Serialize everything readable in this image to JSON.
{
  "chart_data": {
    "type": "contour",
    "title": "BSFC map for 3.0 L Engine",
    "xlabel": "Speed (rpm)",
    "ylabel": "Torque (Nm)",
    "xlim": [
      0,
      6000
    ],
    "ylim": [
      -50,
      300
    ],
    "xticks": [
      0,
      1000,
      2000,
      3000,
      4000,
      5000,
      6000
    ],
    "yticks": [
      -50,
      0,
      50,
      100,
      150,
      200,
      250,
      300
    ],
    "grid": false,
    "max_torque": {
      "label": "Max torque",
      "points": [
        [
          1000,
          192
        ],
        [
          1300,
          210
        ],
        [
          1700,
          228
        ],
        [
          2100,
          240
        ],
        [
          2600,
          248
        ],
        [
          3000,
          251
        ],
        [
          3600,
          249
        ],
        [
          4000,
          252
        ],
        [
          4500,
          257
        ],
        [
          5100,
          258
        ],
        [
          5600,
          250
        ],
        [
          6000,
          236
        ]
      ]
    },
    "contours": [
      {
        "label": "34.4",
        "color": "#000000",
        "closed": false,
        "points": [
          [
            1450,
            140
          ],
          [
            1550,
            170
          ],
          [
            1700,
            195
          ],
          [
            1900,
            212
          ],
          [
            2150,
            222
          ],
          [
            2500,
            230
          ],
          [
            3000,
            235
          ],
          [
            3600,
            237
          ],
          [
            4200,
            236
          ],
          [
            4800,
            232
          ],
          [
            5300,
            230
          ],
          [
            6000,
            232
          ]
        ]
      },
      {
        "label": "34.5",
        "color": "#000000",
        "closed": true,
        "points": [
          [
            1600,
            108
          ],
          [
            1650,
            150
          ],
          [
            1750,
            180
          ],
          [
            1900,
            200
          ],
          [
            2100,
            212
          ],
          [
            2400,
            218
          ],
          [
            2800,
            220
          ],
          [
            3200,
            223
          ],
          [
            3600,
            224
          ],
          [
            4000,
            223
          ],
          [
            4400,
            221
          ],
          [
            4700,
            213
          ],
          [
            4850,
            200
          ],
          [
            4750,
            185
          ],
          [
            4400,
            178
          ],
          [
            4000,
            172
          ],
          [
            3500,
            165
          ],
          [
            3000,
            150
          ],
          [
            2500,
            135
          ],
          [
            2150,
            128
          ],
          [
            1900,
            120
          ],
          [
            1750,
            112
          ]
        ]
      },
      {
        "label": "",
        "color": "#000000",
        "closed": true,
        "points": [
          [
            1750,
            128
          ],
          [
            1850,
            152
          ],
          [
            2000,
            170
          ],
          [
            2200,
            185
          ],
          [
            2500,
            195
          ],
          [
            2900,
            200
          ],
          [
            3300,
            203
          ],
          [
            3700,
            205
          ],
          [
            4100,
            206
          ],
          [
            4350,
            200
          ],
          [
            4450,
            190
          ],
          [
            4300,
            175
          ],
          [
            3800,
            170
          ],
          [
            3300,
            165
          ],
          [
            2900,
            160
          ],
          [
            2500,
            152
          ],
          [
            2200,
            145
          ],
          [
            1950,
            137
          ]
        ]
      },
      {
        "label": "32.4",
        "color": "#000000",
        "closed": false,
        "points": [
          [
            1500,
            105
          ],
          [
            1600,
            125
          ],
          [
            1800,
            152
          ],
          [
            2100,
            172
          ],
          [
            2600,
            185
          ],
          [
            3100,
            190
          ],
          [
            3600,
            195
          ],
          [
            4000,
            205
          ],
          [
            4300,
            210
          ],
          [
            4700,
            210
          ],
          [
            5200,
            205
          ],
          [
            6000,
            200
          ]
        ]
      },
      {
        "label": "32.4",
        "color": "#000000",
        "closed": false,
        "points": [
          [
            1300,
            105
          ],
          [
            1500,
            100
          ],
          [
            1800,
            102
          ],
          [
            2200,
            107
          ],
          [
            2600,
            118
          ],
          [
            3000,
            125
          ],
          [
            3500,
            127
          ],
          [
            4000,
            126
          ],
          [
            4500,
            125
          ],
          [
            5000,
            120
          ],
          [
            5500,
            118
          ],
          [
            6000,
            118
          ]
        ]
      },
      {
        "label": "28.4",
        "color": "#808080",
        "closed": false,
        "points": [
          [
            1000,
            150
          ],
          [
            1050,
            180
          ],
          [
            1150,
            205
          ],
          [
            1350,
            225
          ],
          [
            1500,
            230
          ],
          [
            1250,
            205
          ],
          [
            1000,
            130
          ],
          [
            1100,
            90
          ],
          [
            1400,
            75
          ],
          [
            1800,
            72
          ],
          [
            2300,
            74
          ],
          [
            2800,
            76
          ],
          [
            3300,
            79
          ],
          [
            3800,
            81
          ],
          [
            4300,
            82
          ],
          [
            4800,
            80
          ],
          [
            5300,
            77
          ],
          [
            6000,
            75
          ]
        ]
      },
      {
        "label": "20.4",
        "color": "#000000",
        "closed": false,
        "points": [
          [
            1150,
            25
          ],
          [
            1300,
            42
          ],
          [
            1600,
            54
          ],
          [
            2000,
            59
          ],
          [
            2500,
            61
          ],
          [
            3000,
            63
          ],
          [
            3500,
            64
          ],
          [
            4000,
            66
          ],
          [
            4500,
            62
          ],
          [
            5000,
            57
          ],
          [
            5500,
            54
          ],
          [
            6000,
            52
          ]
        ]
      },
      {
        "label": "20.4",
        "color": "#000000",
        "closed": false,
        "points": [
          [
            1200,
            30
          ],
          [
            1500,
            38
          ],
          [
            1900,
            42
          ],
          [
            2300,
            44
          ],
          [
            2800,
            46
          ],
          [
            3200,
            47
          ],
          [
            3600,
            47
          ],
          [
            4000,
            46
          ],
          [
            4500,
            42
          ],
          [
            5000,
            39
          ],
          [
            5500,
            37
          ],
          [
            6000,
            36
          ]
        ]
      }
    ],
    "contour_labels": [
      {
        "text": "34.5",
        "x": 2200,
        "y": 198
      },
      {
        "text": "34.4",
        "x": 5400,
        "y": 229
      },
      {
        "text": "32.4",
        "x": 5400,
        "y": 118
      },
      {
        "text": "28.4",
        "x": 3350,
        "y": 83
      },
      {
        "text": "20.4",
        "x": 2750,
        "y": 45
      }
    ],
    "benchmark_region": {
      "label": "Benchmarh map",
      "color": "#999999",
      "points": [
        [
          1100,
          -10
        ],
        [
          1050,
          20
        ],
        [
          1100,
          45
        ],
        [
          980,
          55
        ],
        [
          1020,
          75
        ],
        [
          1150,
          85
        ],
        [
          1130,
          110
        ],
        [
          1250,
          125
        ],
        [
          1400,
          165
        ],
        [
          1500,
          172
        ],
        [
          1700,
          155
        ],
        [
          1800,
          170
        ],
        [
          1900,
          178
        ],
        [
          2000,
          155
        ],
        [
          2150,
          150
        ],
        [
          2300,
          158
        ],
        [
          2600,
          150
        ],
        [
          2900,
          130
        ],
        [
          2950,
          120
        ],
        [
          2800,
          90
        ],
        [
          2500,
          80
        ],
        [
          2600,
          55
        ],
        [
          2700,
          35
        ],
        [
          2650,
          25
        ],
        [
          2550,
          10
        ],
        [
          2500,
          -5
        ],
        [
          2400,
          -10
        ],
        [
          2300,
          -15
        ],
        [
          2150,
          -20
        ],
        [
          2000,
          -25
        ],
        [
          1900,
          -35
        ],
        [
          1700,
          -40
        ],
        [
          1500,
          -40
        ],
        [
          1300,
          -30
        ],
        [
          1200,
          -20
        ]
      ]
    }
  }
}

Problem details: Please output the entries above, every line exactly as it reads.

Answer:
Serialize everything readable in this image to JSON.
{
  "chart_data": {
    "type": "contour",
    "title": "BSFC map for 3.0 L Engine",
    "xlabel": "Speed (rpm)",
    "ylabel": "Torque (Nm)",
    "xlim": [
      0,
      6000
    ],
    "ylim": [
      -50,
      300
    ],
    "xticks": [
      0,
      1000,
      2000,
      3000,
      4000,
      5000,
      6000
    ],
    "yticks": [
      -50,
      0,
      50,
      100,
      150,
      200,
      250,
      300
    ],
    "grid": false,
    "max_torque": {
      "label": "Max torque",
      "points": [
        [
          1000,
          192
        ],
        [
          1300,
          210
        ],
        [
          1700,
          228
        ],
        [
          2100,
          240
        ],
        [
          2600,
          248
        ],
        [
          3000,
          251
        ],
        [
          3600,
          249
        ],
        [
          4000,
          252
        ],
        [
          4500,
          257
        ],
        [
          5100,
          258
        ],
        [
          5600,
          250
        ],
        [
          6000,
          236
        ]
      ]
    },
    "contours": [
      {
        "label": "34.4",
        "color": "#000000",
        "closed": false,
        "points": [
          [
            1450,
            140
          ],
          [
            1550,
            170
          ],
          [
            1700,
            195
          ],
          [
            1900,
            212
          ],
          [
            2150,
            222
          ],
          [
            2500,
            230
          ],
          [
            3000,
            235
          ],
          [
            3600,
            237
          ],
          [
            4200,
            236
          ],
          [
            4800,
            232
          ],
          [
            5300,
            230
          ],
          [
            6000,
            232
          ]
        ]
      },
      {
        "label": "34.5",
        "color": "#000000",
        "closed": true,
        "points": [
          [
            1600,
            108
          ],
          [
            1650,
            150
          ],
          [
            1750,
            180
          ],
          [
            1900,
            200
          ],
          [
            2100,
            212
          ],
          [
            2400,
            218
          ],
          [
            2800,
            220
          ],
          [
            3200,
            223
          ],
          [
            3600,
            224
          ],
          [
            4000,
            223
          ],
          [
            4400,
            221
          ],
          [
            4700,
            213
          ],
          [
            4850,
            200
          ],
          [
            4750,
            185
          ],
          [
            4400,
            178
          ],
          [
            4000,
            172
          ],
          [
            3500,
            165
          ],
          [
            3000,
            150
          ],
          [
            2500,
            135
          ],
          [
            2150,
            128
          ],
          [
            1900,
            120
          ],
          [
            1750,
            112
          ]
        ]
      },
      {
        "label": "",
        "color": "#000000",
        "closed": true,
        "points": [
          [
            1750,
            128
          ],
          [
            1850,
            152
          ],
          [
            2000,
            170
          ],
          [
            2200,
            185
          ],
          [
            2500,
            195
          ],
          [
            2900,
            200
          ],
          [
            3300,
            203
          ],
          [
            3700,
            205
          ],
          [
            4100,
            206
          ],
          [
            4350,
            200
          ],
          [
            4450,
            190
          ],
          [
            4300,
            175
          ],
          [
            3800,
            170
          ],
          [
            3300,
            165
          ],
          [
            2900,
            160
          ],
          [
            2500,
            152
          ],
          [
            2200,
            145
          ],
          [
            1950,
            137
          ]
        ]
      },
      {
        "label": "32.4",
        "color": "#000000",
        "closed": false,
        "points": [
          [
            1500,
            105
          ],
          [
            1600,
            125
          ],
          [
            1800,
            152
          ],
          [
            2100,
            172
          ],
          [
            2600,
            185
          ],
          [
            3100,
            190
          ],
          [
            3600,
            195
          ],
          [
            4000,
            205
          ],
          [
            4300,
            210
          ],
          [
            4700,
            210
          ],
          [
            5200,
            205
          ],
          [
            6000,
            200
          ]
        ]
      },
      {
        "label": "32.4",
        "color": "#000000",
        "closed": false,
        "points": [
          [
            1300,
            105
          ],
          [
            1500,
            100
          ],
          [
            1800,
            102
          ],
          [
            2200,
            107
          ],
          [
            2600,
            118
          ],
          [
            3000,
            125
          ],
          [
            3500,
            127
          ],
          [
            4000,
            126
          ],
          [
            4500,
            125
          ],
          [
            5000,
            120
          ],
          [
            5500,
            118
          ],
          [
            6000,
            118
          ]
        ]
      },
      {
        "label": "28.4",
        "color": "#808080",
        "closed": false,
        "points": [
          [
            1000,
            150
          ],
          [
            1050,
            180
          ],
          [
            1150,
            205
          ],
          [
            1350,
            225
          ],
          [
            1500,
            230
          ],
          [
            1250,
            205
          ],
          [
            1000,
            130
          ],
          [
            1100,
            90
          ],
          [
            1400,
            75
          ],
          [
            1800,
            72
          ],
          [
            2300,
            74
          ],
          [
            2800,
            76
          ],
          [
            3300,
            79
          ],
          [
            3800,
            81
          ],
          [
            4300,
            82
          ],
          [
            4800,
            80
          ],
          [
            5300,
            77
          ],
          [
            6000,
            75
          ]
        ]
      },
      {
        "label": "20.4",
        "color": "#000000",
        "closed": false,
        "points": [
          [
            1150,
            25
          ],
          [
            1300,
            42
          ],
          [
            1600,
            54
          ],
          [
            2000,
            59
          ],
          [
            2500,
            61
          ],
          [
            3000,
            63
          ],
          [
            3500,
            64
          ],
          [
            4000,
            66
          ],
          [
            4500,
            62
          ],
          [
            5000,
            57
          ],
          [
            5500,
            54
          ],
          [
            6000,
            52
          ]
        ]
      },
      {
        "label": "20.4",
        "color": "#000000",
        "closed": false,
        "points": [
          [
            1200,
            30
          ],
          [
            1500,
            38
          ],
          [
            1900,
            42
          ],
          [
            2300,
            44
          ],
          [
            2800,
            46
          ],
          [
            3200,
            47
          ],
          [
            3600,
            47
          ],
          [
            4000,
            46
          ],
          [
            4500,
            42
          ],
          [
            5000,
            39
          ],
          [
            5500,
            37
          ],
          [
            6000,
            36
          ]
        ]
      }
    ],
    "contour_labels": [
      {
        "text": "34.5",
        "x": 2200,
        "y": 198
      },
      {
        "text": "34.4",
        "x": 5400,
        "y": 229
      },
      {
        "text": "32.4",
        "x": 5400,
        "y": 118
      },
      {
        "text": "28.4",
        "x": 3350,
        "y": 83
      },
      {
        "text": "20.4",
        "x": 2750,
        "y": 45
      }
    ],
    "benchmark_region": {
      "label": "Benchmarh map",
      "color": "#999999",
      "points": [
        [
          1100,
          -10
        ],
        [
          1050,
          20
        ],
        [
          1100,
          45
        ],
        [
          980,
          55
        ],
        [
          1020,
          75
        ],
        [
          1150,
          85
        ],
        [
          1130,
          110
        ],
        [
          1250,
          125
        ],
        [
          1400,
          165
        ],
        [
          1500,
          172
        ],
        [
          1700,
          155
        ],
        [
          1800,
          170
        ],
        [
          1900,
          178
        ],
        [
          2000,
          155
        ],
        [
          2150,
          150
        ],
        [
          2300,
          158
        ],
        [
          2600,
          150
        ],
        [
          2900,
          130
        ],
        [
          2950,
          120
        ],
        [
          2800,
          90
        ],
        [
          2500,
          80
        ],
        [
          2600,
          55
        ],
        [
          2700,
          35
        ],
        [
          2650,
          25
        ],
        [
          2550,
          10
        ],
        [
          2500,
          -5
        ],
        [
          2400,
          -10
        ],
        [
          2300,
          -15
        ],
        [
          2150,
          -20
        ],
        [
          2000,
          -25
        ],
        [
          1900,
          -35
        ],
        [
          1700,
          -40
        ],
        [
          1500,
          -40
        ],
        [
          1300,
          -30
        ],
        [
          1200,
          -20
        ]
      ]
    }
  }
}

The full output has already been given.